# [YOUR INSTRUCTIONS]
Using the data below, copy every line that contains the word "Temperatury".

^^^^^^^^^^^^^^^^

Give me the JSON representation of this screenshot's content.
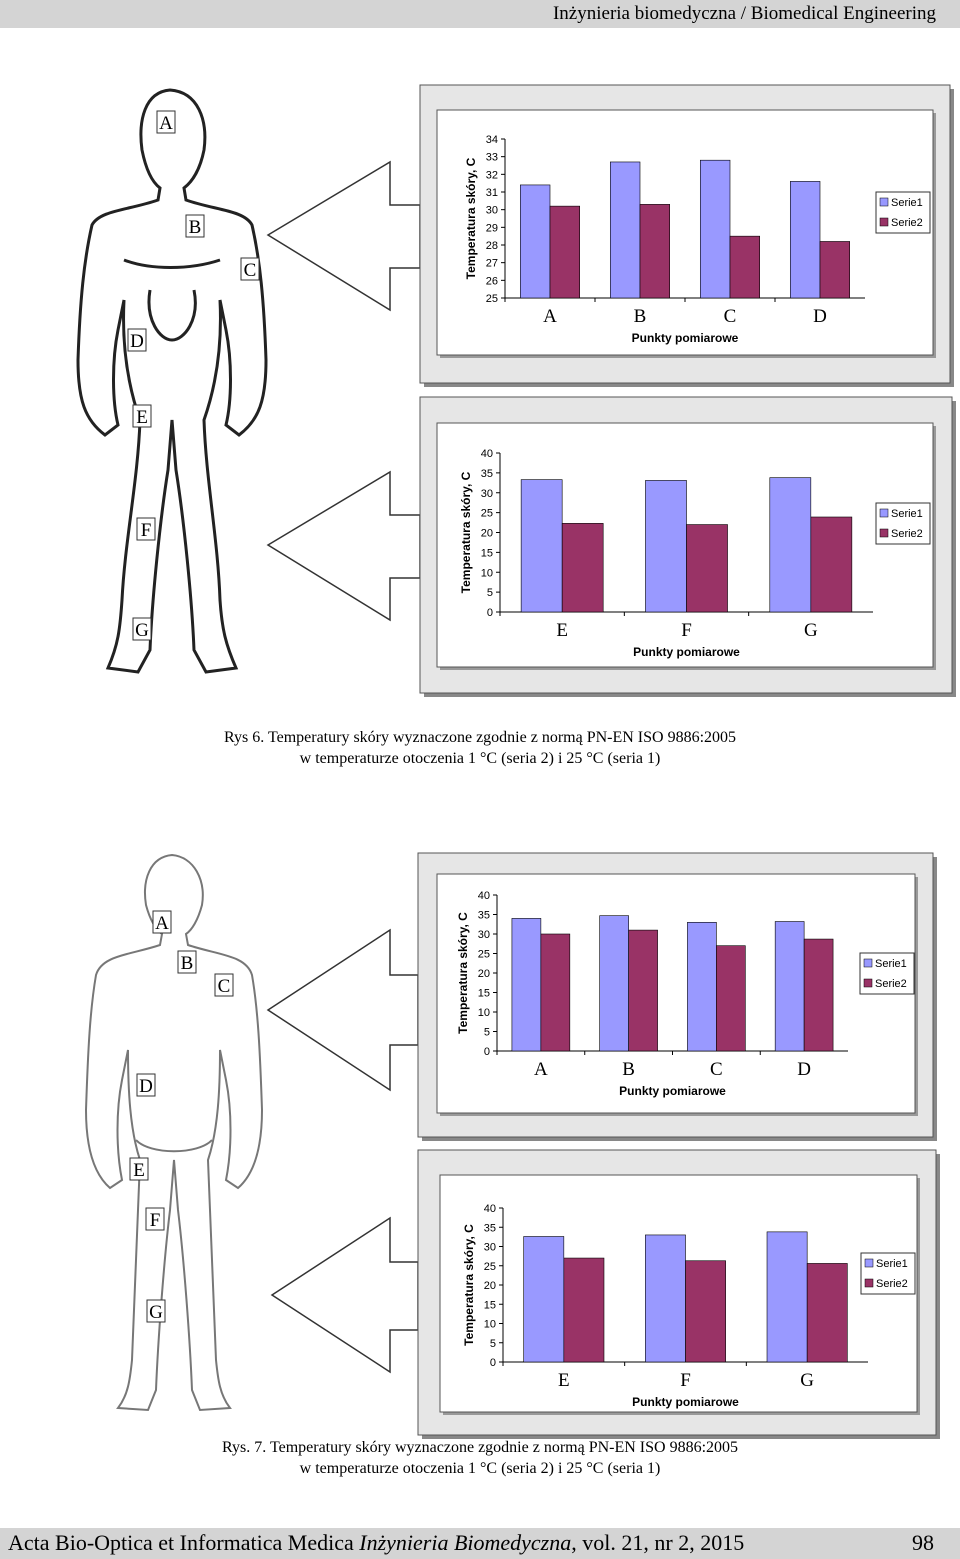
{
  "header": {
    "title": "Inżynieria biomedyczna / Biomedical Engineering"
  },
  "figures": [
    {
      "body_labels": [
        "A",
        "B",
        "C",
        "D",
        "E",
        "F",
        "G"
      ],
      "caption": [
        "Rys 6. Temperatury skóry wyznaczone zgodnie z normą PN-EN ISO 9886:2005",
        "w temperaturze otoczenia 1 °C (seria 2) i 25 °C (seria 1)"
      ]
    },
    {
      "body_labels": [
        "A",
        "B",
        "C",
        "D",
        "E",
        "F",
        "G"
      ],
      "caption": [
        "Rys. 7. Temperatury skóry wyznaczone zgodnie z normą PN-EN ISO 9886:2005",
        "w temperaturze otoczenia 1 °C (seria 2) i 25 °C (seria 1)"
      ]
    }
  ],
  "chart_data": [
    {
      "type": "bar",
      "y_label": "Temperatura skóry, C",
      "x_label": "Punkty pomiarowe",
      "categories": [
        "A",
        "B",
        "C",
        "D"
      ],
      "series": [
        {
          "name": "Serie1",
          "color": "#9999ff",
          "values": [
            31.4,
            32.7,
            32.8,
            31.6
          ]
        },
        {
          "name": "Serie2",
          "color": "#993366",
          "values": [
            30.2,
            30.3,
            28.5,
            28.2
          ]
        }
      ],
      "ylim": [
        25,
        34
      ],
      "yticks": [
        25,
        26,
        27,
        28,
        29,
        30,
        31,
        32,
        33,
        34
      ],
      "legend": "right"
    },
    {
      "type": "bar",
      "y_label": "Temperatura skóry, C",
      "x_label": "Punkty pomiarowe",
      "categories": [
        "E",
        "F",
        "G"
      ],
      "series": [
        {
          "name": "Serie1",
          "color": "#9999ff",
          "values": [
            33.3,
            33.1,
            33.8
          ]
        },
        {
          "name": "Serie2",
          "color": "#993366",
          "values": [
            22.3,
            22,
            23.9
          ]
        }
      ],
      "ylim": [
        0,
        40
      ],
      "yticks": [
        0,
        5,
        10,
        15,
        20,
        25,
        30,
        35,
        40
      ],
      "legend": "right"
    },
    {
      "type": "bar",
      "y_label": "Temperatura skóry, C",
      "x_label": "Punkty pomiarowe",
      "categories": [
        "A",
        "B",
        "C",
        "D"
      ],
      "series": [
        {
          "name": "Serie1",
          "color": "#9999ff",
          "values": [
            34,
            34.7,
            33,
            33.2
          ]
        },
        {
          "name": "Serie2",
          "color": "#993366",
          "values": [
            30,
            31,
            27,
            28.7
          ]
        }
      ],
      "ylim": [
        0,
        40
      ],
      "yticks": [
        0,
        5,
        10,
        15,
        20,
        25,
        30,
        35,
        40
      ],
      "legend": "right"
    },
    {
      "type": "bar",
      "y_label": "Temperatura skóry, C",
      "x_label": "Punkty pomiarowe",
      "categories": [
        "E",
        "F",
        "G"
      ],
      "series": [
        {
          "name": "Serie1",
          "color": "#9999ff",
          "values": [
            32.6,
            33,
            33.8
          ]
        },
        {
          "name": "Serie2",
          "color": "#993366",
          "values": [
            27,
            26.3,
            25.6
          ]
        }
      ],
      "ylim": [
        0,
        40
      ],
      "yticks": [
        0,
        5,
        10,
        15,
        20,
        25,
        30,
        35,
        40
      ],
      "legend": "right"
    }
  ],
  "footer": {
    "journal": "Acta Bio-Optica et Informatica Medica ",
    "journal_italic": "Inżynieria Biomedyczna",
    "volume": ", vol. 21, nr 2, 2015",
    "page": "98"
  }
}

^^^^^^^^^^^^^^^^

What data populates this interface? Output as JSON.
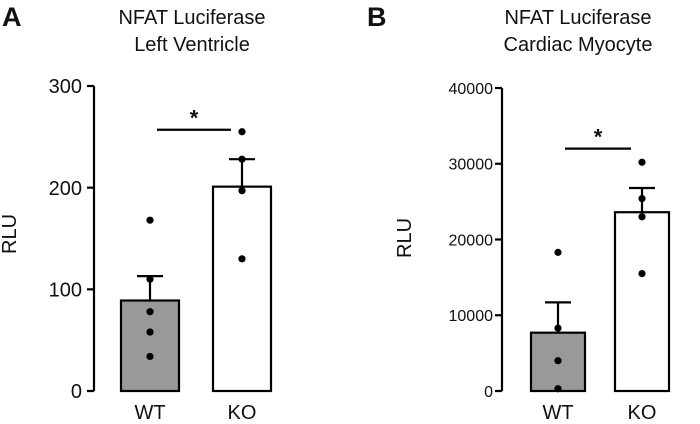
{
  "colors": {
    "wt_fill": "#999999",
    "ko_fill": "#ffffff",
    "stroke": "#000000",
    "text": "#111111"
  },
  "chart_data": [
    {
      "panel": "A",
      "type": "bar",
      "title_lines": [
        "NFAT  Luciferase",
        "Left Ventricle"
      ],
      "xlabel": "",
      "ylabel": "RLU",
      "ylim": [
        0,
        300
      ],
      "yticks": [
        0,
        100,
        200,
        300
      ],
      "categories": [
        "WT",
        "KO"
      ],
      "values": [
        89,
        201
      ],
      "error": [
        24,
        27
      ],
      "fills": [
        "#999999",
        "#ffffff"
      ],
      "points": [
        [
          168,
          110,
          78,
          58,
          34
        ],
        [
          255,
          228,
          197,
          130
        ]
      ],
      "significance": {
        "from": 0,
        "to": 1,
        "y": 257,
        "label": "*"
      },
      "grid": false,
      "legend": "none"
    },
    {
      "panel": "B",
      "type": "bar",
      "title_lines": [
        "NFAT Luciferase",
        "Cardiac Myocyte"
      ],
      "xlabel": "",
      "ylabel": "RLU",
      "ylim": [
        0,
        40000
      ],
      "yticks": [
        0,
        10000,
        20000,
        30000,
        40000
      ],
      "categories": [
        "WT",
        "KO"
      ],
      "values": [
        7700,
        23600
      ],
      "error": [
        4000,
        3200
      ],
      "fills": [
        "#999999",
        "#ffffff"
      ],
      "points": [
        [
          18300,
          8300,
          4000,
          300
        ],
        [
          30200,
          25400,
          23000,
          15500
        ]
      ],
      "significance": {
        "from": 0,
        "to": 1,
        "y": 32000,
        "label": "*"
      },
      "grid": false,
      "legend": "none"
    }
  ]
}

^^^^^^^^^^^^^^^^

# [CORRECT RESULT]
        "Rys 6. Temperatury skóry wyznaczone zgodnie z normą PN-EN ISO 9886:2005",
        "Rys. 7. Temperatury skóry wyznaczone zgodnie z normą PN-EN ISO 9886:2005",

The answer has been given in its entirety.